— START Data for processing —

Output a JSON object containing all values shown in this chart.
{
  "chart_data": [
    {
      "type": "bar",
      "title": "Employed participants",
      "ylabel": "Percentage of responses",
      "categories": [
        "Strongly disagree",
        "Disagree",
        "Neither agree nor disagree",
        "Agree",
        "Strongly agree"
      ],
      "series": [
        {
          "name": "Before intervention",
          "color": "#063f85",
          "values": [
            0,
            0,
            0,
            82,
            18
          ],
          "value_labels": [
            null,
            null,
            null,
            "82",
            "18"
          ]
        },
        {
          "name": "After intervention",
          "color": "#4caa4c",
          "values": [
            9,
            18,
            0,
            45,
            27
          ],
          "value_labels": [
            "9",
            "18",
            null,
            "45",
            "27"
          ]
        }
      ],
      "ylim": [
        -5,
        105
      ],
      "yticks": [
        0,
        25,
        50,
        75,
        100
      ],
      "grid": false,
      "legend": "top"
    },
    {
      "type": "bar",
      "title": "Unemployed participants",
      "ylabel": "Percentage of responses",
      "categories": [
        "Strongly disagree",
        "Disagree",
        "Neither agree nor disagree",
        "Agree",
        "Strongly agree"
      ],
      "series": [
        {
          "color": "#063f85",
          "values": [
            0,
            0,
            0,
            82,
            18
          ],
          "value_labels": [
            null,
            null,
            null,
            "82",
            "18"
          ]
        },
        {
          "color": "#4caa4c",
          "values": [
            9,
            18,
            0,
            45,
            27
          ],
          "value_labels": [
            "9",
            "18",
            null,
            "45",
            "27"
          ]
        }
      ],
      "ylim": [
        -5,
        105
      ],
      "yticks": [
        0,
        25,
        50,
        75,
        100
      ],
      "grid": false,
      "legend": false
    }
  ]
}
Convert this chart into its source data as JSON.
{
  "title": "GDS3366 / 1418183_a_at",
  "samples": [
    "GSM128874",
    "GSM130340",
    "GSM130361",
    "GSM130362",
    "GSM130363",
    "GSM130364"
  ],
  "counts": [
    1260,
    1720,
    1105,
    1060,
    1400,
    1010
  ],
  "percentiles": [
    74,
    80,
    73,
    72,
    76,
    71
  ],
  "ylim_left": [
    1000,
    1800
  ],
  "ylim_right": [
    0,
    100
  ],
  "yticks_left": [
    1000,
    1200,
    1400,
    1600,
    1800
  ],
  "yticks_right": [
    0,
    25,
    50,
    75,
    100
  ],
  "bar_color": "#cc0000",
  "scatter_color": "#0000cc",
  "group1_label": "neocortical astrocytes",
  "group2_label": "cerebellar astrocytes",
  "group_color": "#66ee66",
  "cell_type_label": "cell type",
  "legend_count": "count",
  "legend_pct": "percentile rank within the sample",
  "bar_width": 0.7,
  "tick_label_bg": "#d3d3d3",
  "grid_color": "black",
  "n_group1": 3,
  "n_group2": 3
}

— END Data for processing —

_Task objective_
Retype the entries exactly, including every line.

_Result of the exercise_
Output a JSON object containing all values shown in this chart.
{
  "chart_data": [
    {
      "type": "bar",
      "title": "Employed participants",
      "ylabel": "Percentage of responses",
      "categories": [
        "Strongly disagree",
        "Disagree",
        "Neither agree nor disagree",
        "Agree",
        "Strongly agree"
      ],
      "series": [
        {
          "name": "Before intervention",
          "color": "#063f85",
          "values": [
            0,
            0,
            0,
            82,
            18
          ],
          "value_labels": [
            null,
            null,
            null,
            "82",
            "18"
          ]
        },
        {
          "name": "After intervention",
          "color": "#4caa4c",
          "values": [
            9,
            18,
            0,
            45,
            27
          ],
          "value_labels": [
            "9",
            "18",
            null,
            "45",
            "27"
          ]
        }
      ],
      "ylim": [
        -5,
        105
      ],
      "yticks": [
        0,
        25,
        50,
        75,
        100
      ],
      "grid": false,
      "legend": "top"
    },
    {
      "type": "bar",
      "title": "Unemployed participants",
      "ylabel": "Percentage of responses",
      "categories": [
        "Strongly disagree",
        "Disagree",
        "Neither agree nor disagree",
        "Agree",
        "Strongly agree"
      ],
      "series": [
        {
          "color": "#063f85",
          "values": [
            0,
            0,
            0,
            82,
            18
          ],
          "value_labels": [
            null,
            null,
            null,
            "82",
            "18"
          ]
        },
        {
          "color": "#4caa4c",
          "values": [
            9,
            18,
            0,
            45,
            27
          ],
          "value_labels": [
            "9",
            "18",
            null,
            "45",
            "27"
          ]
        }
      ],
      "ylim": [
        -5,
        105
      ],
      "yticks": [
        0,
        25,
        50,
        75,
        100
      ],
      "grid": false,
      "legend": false
    }
  ]
}
Convert this chart into its source data as JSON.
{
  "title": "GDS3366 / 1418183_a_at",
  "samples": [
    "GSM128874",
    "GSM130340",
    "GSM130361",
    "GSM130362",
    "GSM130363",
    "GSM130364"
  ],
  "counts": [
    1260,
    1720,
    1105,
    1060,
    1400,
    1010
  ],
  "percentiles": [
    74,
    80,
    73,
    72,
    76,
    71
  ],
  "ylim_left": [
    1000,
    1800
  ],
  "ylim_right": [
    0,
    100
  ],
  "yticks_left": [
    1000,
    1200,
    1400,
    1600,
    1800
  ],
  "yticks_right": [
    0,
    25,
    50,
    75,
    100
  ],
  "bar_color": "#cc0000",
  "scatter_color": "#0000cc",
  "group1_label": "neocortical astrocytes",
  "group2_label": "cerebellar astrocytes",
  "group_color": "#66ee66",
  "cell_type_label": "cell type",
  "legend_count": "count",
  "legend_pct": "percentile rank within the sample",
  "bar_width": 0.7,
  "tick_label_bg": "#d3d3d3",
  "grid_color": "black",
  "n_group1": 3,
  "n_group2": 3
}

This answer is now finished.